• Records to use:
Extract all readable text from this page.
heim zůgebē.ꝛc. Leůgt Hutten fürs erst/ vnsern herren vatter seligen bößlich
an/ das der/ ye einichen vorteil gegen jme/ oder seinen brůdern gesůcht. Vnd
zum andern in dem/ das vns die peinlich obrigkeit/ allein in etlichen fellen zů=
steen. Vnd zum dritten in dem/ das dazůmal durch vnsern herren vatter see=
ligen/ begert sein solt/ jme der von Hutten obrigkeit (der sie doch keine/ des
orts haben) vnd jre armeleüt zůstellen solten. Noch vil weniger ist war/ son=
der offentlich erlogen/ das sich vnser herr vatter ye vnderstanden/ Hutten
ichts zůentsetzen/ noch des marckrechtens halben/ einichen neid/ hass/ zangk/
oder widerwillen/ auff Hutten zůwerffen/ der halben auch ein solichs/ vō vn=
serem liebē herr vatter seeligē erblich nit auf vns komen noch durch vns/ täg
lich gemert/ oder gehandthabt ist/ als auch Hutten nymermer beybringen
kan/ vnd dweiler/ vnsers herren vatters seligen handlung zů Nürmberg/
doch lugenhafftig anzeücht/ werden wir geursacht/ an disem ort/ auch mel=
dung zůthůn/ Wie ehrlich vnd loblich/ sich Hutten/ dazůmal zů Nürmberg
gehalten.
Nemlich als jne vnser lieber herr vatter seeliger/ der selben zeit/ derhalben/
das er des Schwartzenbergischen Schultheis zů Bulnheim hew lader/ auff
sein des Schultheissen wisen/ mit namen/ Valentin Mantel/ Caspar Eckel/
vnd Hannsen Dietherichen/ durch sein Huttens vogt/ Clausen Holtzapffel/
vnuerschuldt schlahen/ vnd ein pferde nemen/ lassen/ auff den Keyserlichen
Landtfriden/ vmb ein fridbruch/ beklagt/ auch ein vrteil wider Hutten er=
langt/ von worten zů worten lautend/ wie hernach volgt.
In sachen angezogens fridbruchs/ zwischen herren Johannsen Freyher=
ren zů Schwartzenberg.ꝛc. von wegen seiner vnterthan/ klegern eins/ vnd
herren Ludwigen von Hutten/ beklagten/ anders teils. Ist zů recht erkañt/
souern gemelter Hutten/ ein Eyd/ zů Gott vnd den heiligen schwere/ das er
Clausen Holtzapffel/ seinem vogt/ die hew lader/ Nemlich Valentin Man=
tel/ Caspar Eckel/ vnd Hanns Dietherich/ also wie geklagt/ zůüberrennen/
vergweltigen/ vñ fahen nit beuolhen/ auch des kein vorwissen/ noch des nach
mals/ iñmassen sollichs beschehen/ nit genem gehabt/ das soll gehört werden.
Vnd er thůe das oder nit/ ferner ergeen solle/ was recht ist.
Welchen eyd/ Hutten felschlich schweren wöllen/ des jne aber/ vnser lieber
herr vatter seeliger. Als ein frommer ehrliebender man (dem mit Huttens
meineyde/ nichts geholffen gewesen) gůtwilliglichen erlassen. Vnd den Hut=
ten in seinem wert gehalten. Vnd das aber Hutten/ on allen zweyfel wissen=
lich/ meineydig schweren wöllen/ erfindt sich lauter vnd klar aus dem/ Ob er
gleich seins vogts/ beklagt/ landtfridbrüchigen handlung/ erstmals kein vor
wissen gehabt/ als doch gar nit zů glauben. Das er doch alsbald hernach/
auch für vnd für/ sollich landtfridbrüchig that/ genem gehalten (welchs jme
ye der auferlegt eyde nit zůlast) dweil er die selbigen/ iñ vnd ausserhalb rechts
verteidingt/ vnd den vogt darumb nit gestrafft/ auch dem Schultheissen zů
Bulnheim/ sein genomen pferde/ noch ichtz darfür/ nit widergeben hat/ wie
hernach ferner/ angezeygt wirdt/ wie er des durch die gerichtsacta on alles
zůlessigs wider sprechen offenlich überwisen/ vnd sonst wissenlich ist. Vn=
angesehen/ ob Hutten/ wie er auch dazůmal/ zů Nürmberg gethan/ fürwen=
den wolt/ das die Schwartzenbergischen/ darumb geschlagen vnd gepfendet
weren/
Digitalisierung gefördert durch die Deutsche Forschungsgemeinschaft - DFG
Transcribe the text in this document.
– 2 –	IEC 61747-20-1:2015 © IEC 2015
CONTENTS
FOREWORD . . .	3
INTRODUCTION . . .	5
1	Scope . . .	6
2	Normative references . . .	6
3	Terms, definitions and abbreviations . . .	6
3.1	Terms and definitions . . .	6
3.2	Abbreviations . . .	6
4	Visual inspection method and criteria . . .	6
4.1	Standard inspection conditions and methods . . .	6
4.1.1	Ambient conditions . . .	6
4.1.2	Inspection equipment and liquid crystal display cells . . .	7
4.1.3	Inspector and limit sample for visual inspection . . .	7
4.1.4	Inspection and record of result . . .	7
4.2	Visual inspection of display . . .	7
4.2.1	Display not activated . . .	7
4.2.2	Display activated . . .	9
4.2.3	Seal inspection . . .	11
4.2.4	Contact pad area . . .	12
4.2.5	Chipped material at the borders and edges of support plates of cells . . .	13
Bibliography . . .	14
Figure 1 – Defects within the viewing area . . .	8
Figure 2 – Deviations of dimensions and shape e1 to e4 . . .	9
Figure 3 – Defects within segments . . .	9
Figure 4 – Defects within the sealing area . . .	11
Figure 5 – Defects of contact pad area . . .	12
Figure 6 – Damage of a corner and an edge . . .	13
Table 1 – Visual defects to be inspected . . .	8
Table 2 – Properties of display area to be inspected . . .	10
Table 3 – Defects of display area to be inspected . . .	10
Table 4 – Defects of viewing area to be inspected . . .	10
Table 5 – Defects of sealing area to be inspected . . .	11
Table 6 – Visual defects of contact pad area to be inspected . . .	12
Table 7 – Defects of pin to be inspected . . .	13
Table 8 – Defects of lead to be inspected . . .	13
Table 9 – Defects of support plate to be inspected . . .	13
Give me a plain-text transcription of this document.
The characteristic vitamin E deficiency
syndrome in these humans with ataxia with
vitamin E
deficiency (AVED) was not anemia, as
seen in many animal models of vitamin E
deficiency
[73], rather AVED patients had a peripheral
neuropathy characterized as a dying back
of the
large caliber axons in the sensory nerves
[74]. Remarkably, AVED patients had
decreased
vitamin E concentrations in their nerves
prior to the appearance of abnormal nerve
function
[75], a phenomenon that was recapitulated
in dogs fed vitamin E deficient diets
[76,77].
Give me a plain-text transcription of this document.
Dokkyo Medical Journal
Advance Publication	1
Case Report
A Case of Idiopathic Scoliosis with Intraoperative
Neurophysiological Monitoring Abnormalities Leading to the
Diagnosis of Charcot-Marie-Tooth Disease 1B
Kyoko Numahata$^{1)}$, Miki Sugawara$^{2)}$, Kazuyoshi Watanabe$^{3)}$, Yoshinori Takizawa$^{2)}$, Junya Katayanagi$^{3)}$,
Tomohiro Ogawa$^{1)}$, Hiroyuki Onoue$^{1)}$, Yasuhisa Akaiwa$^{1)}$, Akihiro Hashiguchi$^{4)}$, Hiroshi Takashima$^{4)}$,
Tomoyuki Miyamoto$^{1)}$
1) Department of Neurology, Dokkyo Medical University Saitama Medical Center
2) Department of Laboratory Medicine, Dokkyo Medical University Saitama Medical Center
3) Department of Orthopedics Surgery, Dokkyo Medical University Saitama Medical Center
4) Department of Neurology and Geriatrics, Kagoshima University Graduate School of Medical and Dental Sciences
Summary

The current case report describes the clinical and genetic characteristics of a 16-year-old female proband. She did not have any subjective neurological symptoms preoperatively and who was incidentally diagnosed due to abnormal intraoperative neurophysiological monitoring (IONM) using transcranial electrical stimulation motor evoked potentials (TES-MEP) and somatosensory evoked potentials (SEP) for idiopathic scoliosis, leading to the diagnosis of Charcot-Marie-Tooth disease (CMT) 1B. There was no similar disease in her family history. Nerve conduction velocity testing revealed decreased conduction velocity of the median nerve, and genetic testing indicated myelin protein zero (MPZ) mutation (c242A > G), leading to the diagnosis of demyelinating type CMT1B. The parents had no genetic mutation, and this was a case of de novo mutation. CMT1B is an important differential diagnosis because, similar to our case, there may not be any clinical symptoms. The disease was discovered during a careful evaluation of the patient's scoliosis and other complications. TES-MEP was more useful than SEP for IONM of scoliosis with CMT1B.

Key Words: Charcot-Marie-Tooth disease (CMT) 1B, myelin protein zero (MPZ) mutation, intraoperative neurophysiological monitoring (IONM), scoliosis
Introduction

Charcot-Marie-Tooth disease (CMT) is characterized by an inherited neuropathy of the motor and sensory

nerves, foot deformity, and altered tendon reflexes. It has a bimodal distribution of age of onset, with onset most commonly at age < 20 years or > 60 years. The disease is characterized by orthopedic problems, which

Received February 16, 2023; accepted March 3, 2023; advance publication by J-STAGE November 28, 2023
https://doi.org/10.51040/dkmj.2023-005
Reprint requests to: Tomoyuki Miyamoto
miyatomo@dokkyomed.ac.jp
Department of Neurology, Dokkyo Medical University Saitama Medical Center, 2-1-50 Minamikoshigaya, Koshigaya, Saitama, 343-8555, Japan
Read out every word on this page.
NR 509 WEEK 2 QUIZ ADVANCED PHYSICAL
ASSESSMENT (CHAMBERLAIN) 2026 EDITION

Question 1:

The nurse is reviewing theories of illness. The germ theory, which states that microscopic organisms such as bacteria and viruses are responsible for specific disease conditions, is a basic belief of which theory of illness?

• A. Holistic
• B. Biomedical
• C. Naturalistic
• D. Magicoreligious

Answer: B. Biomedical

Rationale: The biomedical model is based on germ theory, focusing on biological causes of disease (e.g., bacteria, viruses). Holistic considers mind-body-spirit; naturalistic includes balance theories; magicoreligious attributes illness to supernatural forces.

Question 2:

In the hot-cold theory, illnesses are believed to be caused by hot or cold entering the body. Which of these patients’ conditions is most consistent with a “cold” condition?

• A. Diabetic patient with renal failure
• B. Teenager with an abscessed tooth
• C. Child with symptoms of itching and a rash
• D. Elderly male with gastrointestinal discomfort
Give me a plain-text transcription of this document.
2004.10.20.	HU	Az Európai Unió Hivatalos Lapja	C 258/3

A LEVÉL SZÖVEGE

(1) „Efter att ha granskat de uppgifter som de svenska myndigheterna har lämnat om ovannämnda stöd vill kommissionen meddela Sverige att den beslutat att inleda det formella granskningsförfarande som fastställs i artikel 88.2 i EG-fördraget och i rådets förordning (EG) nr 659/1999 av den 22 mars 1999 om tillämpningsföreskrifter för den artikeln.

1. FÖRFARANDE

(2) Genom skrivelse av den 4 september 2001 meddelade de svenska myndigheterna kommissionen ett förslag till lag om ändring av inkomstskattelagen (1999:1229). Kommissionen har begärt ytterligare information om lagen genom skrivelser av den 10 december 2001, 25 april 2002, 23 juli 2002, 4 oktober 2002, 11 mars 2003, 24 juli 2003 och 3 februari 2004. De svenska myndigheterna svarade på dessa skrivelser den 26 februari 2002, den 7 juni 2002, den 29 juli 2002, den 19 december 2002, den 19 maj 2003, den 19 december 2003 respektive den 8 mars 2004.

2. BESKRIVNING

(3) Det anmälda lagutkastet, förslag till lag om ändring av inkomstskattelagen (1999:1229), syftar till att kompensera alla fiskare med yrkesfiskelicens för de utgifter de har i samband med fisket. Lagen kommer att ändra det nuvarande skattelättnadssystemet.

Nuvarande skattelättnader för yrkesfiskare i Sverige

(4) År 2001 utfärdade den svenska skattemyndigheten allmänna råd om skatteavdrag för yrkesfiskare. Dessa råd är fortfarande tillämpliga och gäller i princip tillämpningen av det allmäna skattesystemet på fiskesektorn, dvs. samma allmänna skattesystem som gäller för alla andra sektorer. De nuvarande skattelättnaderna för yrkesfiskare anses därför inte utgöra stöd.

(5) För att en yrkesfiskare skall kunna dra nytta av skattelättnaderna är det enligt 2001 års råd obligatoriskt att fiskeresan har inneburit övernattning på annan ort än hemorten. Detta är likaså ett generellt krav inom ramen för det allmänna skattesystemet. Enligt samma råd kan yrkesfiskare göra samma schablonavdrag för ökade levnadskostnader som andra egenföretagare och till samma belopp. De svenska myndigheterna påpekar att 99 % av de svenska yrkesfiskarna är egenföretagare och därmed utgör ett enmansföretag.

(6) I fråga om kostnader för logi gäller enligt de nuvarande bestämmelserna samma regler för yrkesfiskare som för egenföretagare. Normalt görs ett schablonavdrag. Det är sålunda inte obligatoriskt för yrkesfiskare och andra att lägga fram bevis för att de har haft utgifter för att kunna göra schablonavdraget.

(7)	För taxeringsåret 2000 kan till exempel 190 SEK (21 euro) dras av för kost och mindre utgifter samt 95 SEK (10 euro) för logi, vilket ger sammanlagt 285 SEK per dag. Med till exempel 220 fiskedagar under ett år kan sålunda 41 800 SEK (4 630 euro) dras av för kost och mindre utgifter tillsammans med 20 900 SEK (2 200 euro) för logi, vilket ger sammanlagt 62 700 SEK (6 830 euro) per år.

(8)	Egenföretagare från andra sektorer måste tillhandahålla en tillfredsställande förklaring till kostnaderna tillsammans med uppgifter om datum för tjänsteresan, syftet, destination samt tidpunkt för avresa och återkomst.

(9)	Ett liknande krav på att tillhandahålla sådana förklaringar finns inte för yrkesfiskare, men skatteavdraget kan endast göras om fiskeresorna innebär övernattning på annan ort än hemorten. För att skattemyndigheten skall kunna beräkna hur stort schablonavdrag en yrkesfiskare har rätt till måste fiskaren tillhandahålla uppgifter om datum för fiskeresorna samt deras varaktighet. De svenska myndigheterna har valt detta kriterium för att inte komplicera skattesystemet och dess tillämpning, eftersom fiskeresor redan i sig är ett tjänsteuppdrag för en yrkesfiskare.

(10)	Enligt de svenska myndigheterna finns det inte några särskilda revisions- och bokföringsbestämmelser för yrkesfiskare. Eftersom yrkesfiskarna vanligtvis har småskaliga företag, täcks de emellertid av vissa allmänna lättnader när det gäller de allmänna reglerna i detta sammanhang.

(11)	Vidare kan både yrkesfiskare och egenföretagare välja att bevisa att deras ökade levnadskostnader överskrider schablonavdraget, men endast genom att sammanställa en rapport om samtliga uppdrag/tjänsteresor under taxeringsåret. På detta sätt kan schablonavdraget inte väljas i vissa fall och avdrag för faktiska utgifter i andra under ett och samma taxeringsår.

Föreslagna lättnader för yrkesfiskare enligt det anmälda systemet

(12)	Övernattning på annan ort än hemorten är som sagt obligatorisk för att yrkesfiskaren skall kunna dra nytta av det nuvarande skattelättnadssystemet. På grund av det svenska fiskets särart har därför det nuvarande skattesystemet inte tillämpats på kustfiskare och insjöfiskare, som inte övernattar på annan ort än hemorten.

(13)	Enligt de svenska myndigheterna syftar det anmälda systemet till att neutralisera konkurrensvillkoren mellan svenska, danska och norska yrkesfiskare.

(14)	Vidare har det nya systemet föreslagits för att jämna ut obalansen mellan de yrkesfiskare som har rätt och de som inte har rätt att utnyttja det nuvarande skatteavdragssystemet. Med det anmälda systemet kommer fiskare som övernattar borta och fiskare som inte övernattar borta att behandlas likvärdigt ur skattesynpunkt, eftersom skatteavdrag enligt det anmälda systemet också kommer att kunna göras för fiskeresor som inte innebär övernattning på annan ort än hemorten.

• Assignment: Some lines in the data above hold the string "activated". Find and copy each of them.

• Answer box:
4.2.1	Display not activated . . .	7
4.2.2	Display activated . . .	9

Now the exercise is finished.